Top of INFORMATION SHOWN

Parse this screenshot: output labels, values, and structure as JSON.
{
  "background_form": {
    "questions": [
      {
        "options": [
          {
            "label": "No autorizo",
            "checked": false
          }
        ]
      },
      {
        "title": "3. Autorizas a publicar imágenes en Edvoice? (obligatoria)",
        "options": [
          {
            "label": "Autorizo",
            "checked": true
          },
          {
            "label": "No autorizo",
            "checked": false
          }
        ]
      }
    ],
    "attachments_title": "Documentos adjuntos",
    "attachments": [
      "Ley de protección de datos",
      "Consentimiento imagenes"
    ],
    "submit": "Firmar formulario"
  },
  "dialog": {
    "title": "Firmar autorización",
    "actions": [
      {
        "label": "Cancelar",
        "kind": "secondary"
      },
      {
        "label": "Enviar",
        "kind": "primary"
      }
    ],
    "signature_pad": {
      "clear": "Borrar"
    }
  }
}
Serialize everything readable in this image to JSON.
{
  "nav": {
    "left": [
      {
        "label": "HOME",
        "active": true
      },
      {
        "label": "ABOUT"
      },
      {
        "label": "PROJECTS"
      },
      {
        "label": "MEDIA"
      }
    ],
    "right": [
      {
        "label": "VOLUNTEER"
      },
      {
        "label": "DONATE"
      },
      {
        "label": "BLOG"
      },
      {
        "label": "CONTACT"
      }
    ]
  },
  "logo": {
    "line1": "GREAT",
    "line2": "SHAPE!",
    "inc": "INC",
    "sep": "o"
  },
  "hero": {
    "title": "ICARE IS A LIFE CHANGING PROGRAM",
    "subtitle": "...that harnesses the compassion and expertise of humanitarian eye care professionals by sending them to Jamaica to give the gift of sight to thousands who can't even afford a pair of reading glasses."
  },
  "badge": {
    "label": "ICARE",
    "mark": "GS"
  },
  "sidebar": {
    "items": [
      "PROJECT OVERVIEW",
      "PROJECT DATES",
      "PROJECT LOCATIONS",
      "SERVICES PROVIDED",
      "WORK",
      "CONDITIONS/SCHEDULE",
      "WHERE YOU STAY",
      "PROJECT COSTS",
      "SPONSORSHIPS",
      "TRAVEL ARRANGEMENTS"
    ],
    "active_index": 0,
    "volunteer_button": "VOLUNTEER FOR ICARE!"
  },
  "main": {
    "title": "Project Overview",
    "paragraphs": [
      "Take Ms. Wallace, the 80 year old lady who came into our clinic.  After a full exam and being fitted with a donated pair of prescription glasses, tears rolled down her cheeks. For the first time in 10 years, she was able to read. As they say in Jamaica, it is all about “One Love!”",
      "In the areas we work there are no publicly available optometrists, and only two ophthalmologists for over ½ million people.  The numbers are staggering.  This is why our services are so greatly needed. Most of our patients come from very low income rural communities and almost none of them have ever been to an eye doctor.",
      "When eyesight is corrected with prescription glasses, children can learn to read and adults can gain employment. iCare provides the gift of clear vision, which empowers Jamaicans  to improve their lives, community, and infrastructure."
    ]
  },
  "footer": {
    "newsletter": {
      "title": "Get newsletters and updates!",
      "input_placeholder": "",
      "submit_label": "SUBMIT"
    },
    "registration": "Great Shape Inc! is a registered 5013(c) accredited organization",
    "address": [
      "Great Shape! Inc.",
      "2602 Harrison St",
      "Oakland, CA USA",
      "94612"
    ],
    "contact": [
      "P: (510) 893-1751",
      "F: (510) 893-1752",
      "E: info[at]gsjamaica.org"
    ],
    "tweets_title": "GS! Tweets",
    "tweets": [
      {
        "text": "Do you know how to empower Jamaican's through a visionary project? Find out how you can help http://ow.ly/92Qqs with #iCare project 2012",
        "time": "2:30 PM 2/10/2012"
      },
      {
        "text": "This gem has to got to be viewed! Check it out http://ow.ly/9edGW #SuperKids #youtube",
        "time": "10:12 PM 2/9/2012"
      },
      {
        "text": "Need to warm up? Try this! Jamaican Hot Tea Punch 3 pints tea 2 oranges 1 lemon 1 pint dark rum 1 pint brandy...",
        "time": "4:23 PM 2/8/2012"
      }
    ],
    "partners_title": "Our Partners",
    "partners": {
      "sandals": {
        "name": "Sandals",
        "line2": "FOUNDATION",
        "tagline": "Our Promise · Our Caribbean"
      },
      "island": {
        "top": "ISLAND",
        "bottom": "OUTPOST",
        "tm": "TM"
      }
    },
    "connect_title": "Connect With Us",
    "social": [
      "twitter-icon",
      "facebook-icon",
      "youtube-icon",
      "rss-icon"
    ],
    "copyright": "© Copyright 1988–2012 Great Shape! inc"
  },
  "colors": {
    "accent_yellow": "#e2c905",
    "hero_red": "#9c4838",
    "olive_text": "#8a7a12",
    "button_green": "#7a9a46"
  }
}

Bottom of INFORMATION SHOWN

■ **WHAT IS REQUIRED**:
In the records above, some lines may contain the word "prescription"; copy every one of them.

■ **TASK RESPONSE**:
      "Take Ms. Wallace, the 80 year old lady who came into our clinic.  After a full exam and being fitted with a donated pair of prescription glasses, tears rolled down her cheeks. For the first time in 10 years, she was able to read. As they say in Jamaica, it is all about “One Love!”",
      "When eyesight is corrected with prescription glasses, children can learn to read and adults can gain employment. iCare provides the gift of clear vision, which empowers Jamaicans  to improve their lives, community, and infrastructure."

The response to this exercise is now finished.